- Data extract:
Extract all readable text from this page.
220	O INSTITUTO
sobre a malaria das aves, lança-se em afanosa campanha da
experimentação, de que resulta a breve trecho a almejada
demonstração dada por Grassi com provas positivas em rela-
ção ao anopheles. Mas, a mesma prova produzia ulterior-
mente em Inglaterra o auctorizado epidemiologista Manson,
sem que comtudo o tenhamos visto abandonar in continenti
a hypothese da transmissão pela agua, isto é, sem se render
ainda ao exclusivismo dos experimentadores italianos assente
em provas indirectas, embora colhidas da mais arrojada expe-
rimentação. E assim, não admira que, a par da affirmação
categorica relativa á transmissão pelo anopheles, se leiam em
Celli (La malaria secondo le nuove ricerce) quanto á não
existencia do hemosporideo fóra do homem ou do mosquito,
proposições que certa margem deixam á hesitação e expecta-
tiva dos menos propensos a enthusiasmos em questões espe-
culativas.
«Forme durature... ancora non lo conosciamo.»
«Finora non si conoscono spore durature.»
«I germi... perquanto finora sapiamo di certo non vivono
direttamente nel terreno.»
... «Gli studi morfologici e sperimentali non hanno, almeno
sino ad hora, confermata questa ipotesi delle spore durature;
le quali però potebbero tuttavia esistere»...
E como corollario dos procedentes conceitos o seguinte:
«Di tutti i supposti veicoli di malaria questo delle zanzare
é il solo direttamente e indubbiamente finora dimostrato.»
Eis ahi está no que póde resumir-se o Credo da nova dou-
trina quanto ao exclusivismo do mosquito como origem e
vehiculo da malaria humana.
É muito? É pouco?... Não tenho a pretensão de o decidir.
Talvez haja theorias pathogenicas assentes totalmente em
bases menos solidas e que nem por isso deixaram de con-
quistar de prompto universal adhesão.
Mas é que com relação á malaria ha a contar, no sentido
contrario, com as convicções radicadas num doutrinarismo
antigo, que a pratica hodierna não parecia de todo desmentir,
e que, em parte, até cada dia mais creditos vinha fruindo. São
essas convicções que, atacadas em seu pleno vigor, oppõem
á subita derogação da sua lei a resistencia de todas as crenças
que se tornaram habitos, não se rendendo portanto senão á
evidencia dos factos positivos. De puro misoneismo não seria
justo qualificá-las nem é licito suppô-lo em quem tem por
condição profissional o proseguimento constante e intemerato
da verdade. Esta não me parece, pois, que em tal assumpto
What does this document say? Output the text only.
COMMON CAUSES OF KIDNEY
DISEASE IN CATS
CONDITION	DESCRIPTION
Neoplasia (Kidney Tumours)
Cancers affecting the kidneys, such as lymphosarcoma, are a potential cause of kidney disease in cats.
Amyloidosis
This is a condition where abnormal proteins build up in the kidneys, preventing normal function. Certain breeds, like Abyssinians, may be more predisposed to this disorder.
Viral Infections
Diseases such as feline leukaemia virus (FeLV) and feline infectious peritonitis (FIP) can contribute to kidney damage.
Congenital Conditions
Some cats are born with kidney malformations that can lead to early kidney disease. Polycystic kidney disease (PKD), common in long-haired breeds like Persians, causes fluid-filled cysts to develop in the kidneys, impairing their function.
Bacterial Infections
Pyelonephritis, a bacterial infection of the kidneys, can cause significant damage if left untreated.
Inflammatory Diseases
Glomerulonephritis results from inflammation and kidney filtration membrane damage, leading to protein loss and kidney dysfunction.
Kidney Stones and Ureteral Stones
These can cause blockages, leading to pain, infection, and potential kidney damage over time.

- What the exercise asks:
Scan the data above, find each line with "text", and copy it.

- Reply to the exercise:
Extract all readable text from this page.
What does this document say? Output the text only.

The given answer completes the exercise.